— START —
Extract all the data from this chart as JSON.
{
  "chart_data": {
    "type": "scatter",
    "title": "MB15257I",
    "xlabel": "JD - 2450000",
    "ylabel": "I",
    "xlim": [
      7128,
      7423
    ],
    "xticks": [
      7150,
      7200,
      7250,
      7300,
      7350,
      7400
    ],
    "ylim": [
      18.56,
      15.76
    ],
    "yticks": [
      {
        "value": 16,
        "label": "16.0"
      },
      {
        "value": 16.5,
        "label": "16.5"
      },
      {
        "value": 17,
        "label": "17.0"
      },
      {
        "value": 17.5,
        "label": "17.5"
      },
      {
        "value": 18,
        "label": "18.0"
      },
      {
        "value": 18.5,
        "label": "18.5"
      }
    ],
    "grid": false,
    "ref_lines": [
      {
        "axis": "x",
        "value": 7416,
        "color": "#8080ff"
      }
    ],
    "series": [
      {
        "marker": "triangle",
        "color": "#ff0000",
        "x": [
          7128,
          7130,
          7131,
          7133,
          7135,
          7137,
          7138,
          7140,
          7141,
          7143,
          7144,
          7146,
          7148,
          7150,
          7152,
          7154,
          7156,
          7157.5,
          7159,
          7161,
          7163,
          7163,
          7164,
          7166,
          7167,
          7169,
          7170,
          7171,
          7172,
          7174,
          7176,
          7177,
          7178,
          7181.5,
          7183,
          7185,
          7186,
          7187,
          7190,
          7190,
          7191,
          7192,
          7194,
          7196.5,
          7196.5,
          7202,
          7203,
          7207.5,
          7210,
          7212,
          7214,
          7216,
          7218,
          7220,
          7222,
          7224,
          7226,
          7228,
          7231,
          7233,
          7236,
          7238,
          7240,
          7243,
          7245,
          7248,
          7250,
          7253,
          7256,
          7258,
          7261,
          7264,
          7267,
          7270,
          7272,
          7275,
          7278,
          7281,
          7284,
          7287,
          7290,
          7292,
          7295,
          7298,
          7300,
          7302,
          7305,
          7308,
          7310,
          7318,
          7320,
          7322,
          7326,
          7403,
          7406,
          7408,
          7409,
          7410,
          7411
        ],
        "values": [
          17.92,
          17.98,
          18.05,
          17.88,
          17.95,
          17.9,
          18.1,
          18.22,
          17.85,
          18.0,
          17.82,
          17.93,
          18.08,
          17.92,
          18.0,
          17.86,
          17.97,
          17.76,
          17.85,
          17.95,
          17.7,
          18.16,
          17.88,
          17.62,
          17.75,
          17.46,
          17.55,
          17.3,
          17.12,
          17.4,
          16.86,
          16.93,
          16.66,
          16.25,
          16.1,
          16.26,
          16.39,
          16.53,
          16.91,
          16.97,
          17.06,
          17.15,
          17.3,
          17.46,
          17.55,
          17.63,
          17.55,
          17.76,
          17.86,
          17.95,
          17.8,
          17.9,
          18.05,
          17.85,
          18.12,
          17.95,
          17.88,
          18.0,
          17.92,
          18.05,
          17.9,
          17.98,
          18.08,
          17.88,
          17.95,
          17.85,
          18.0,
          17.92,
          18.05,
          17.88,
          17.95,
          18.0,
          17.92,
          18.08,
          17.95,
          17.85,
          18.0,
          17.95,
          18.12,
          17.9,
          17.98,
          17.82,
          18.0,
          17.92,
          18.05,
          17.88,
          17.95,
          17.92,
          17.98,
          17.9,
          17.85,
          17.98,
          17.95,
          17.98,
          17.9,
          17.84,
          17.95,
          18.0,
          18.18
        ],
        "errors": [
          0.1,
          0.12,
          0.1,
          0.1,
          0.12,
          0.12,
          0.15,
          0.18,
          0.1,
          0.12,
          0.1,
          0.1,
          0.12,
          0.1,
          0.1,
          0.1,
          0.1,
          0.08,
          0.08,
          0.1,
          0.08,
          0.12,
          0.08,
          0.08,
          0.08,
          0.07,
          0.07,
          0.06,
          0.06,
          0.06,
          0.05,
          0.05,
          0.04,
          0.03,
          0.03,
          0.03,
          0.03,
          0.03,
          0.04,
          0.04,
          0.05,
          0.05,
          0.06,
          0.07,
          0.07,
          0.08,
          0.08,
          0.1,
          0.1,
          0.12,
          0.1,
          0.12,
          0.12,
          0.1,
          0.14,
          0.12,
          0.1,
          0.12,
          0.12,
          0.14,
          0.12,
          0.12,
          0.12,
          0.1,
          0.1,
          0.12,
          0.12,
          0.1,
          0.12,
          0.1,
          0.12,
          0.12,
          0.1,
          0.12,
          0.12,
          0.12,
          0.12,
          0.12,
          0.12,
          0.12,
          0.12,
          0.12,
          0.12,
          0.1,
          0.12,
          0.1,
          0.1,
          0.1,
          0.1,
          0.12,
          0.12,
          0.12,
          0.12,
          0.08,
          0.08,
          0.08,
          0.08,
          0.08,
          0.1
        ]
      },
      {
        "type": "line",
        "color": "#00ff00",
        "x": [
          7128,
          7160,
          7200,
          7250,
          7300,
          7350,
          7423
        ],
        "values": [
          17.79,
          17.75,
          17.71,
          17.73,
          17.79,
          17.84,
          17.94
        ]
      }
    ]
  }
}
— END —
**Exercise prompt**
All of the material must be reproduced exactly.

**Complete output**
Extract all the data from this chart as JSON.
{
  "chart_data": {
    "type": "scatter",
    "title": "MB15257I",
    "xlabel": "JD - 2450000",
    "ylabel": "I",
    "xlim": [
      7128,
      7423
    ],
    "xticks": [
      7150,
      7200,
      7250,
      7300,
      7350,
      7400
    ],
    "ylim": [
      18.56,
      15.76
    ],
    "yticks": [
      {
        "value": 16,
        "label": "16.0"
      },
      {
        "value": 16.5,
        "label": "16.5"
      },
      {
        "value": 17,
        "label": "17.0"
      },
      {
        "value": 17.5,
        "label": "17.5"
      },
      {
        "value": 18,
        "label": "18.0"
      },
      {
        "value": 18.5,
        "label": "18.5"
      }
    ],
    "grid": false,
    "ref_lines": [
      {
        "axis": "x",
        "value": 7416,
        "color": "#8080ff"
      }
    ],
    "series": [
      {
        "marker": "triangle",
        "color": "#ff0000",
        "x": [
          7128,
          7130,
          7131,
          7133,
          7135,
          7137,
          7138,
          7140,
          7141,
          7143,
          7144,
          7146,
          7148,
          7150,
          7152,
          7154,
          7156,
          7157.5,
          7159,
          7161,
          7163,
          7163,
          7164,
          7166,
          7167,
          7169,
          7170,
          7171,
          7172,
          7174,
          7176,
          7177,
          7178,
          7181.5,
          7183,
          7185,
          7186,
          7187,
          7190,
          7190,
          7191,
          7192,
          7194,
          7196.5,
          7196.5,
          7202,
          7203,
          7207.5,
          7210,
          7212,
          7214,
          7216,
          7218,
          7220,
          7222,
          7224,
          7226,
          7228,
          7231,
          7233,
          7236,
          7238,
          7240,
          7243,
          7245,
          7248,
          7250,
          7253,
          7256,
          7258,
          7261,
          7264,
          7267,
          7270,
          7272,
          7275,
          7278,
          7281,
          7284,
          7287,
          7290,
          7292,
          7295,
          7298,
          7300,
          7302,
          7305,
          7308,
          7310,
          7318,
          7320,
          7322,
          7326,
          7403,
          7406,
          7408,
          7409,
          7410,
          7411
        ],
        "values": [
          17.92,
          17.98,
          18.05,
          17.88,
          17.95,
          17.9,
          18.1,
          18.22,
          17.85,
          18.0,
          17.82,
          17.93,
          18.08,
          17.92,
          18.0,
          17.86,
          17.97,
          17.76,
          17.85,
          17.95,
          17.7,
          18.16,
          17.88,
          17.62,
          17.75,
          17.46,
          17.55,
          17.3,
          17.12,
          17.4,
          16.86,
          16.93,
          16.66,
          16.25,
          16.1,
          16.26,
          16.39,
          16.53,
          16.91,
          16.97,
          17.06,
          17.15,
          17.3,
          17.46,
          17.55,
          17.63,
          17.55,
          17.76,
          17.86,
          17.95,
          17.8,
          17.9,
          18.05,
          17.85,
          18.12,
          17.95,
          17.88,
          18.0,
          17.92,
          18.05,
          17.9,
          17.98,
          18.08,
          17.88,
          17.95,
          17.85,
          18.0,
          17.92,
          18.05,
          17.88,
          17.95,
          18.0,
          17.92,
          18.08,
          17.95,
          17.85,
          18.0,
          17.95,
          18.12,
          17.9,
          17.98,
          17.82,
          18.0,
          17.92,
          18.05,
          17.88,
          17.95,
          17.92,
          17.98,
          17.9,
          17.85,
          17.98,
          17.95,
          17.98,
          17.9,
          17.84,
          17.95,
          18.0,
          18.18
        ],
        "errors": [
          0.1,
          0.12,
          0.1,
          0.1,
          0.12,
          0.12,
          0.15,
          0.18,
          0.1,
          0.12,
          0.1,
          0.1,
          0.12,
          0.1,
          0.1,
          0.1,
          0.1,
          0.08,
          0.08,
          0.1,
          0.08,
          0.12,
          0.08,
          0.08,
          0.08,
          0.07,
          0.07,
          0.06,
          0.06,
          0.06,
          0.05,
          0.05,
          0.04,
          0.03,
          0.03,
          0.03,
          0.03,
          0.03,
          0.04,
          0.04,
          0.05,
          0.05,
          0.06,
          0.07,
          0.07,
          0.08,
          0.08,
          0.1,
          0.1,
          0.12,
          0.1,
          0.12,
          0.12,
          0.1,
          0.14,
          0.12,
          0.1,
          0.12,
          0.12,
          0.14,
          0.12,
          0.12,
          0.12,
          0.1,
          0.1,
          0.12,
          0.12,
          0.1,
          0.12,
          0.1,
          0.12,
          0.12,
          0.1,
          0.12,
          0.12,
          0.12,
          0.12,
          0.12,
          0.12,
          0.12,
          0.12,
          0.12,
          0.12,
          0.1,
          0.12,
          0.1,
          0.1,
          0.1,
          0.1,
          0.12,
          0.12,
          0.12,
          0.12,
          0.08,
          0.08,
          0.08,
          0.08,
          0.08,
          0.1
        ]
      },
      {
        "type": "line",
        "color": "#00ff00",
        "x": [
          7128,
          7160,
          7200,
          7250,
          7300,
          7350,
          7423
        ],
        "values": [
          17.79,
          17.75,
          17.71,
          17.73,
          17.79,
          17.84,
          17.94
        ]
      }
    ]
  }
}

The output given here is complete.